Task details » Copy out every line containing the word "screenshot".

Information given »

○ ○ ○ ○

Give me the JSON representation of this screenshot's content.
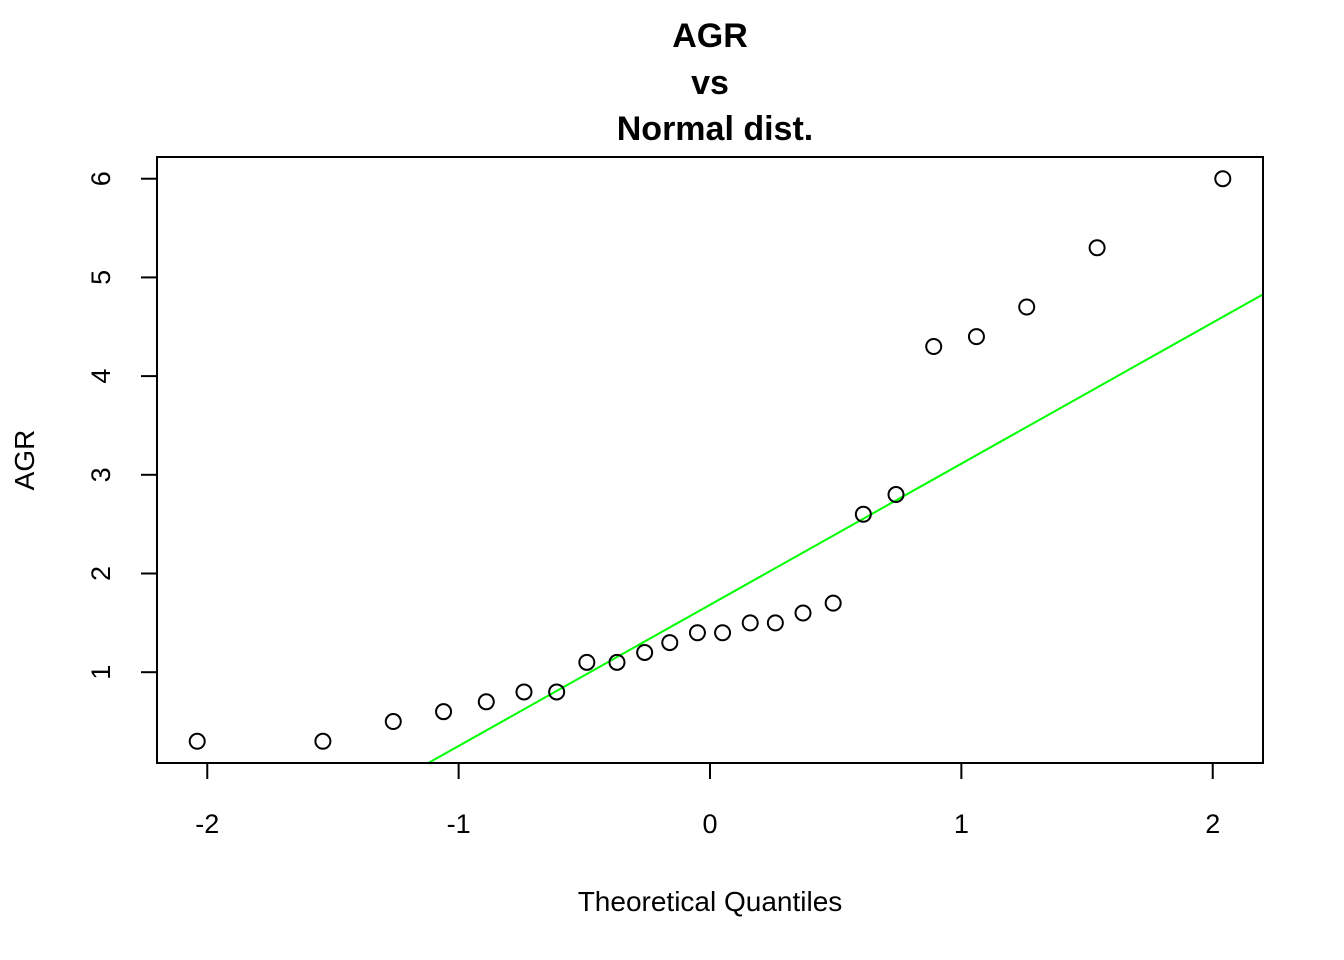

○ ○ ○ ○

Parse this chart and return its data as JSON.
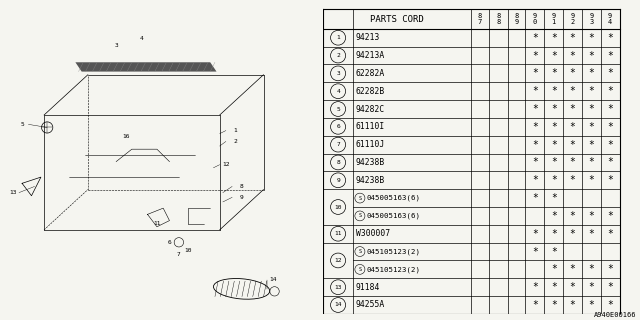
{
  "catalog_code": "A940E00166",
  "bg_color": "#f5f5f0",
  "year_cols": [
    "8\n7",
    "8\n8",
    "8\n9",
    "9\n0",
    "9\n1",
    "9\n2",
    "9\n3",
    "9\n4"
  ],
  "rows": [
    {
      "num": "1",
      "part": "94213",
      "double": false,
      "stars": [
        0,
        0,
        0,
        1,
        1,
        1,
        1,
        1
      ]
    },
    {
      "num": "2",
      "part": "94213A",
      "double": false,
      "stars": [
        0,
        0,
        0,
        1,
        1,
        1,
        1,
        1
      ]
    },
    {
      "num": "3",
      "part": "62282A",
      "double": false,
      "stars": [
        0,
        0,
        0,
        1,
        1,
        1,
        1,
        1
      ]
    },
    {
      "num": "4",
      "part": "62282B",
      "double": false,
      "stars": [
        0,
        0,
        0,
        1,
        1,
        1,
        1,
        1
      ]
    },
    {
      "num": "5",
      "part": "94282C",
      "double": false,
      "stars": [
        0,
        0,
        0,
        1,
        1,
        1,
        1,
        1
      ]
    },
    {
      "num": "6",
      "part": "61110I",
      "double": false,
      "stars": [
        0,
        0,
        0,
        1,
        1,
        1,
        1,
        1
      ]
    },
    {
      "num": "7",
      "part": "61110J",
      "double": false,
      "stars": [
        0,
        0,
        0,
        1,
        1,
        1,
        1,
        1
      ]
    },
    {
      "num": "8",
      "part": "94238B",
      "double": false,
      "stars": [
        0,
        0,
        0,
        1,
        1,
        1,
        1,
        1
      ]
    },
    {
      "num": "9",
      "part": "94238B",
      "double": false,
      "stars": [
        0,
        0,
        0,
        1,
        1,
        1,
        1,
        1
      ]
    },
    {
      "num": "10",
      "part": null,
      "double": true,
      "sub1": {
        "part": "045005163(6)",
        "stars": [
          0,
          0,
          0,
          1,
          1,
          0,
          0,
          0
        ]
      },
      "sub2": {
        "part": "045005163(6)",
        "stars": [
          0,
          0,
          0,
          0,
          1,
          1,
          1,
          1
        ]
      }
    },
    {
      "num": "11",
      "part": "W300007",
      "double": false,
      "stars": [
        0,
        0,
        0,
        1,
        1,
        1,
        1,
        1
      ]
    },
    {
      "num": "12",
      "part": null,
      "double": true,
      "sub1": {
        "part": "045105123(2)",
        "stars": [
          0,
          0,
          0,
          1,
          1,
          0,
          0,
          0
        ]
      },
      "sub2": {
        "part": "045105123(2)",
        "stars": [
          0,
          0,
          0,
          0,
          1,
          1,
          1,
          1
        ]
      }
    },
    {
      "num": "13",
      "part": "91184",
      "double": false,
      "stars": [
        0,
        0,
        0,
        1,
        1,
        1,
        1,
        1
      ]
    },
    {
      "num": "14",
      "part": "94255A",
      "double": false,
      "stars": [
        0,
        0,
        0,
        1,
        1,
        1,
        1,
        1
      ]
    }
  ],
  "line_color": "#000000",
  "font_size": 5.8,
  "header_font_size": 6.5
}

○ ○ ○ ○

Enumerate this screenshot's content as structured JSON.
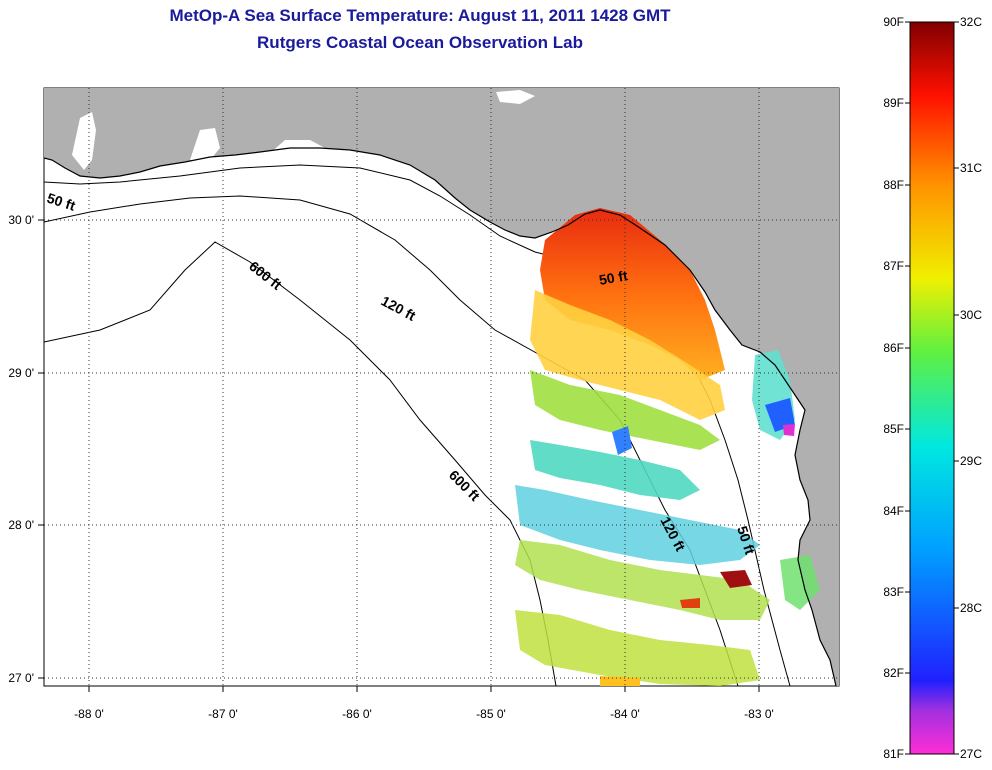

○ ○ ○ ○

Written reply »
Give me the JSON representation of this screenshot's content.
Enumerate this screenshot's content as structured JSON.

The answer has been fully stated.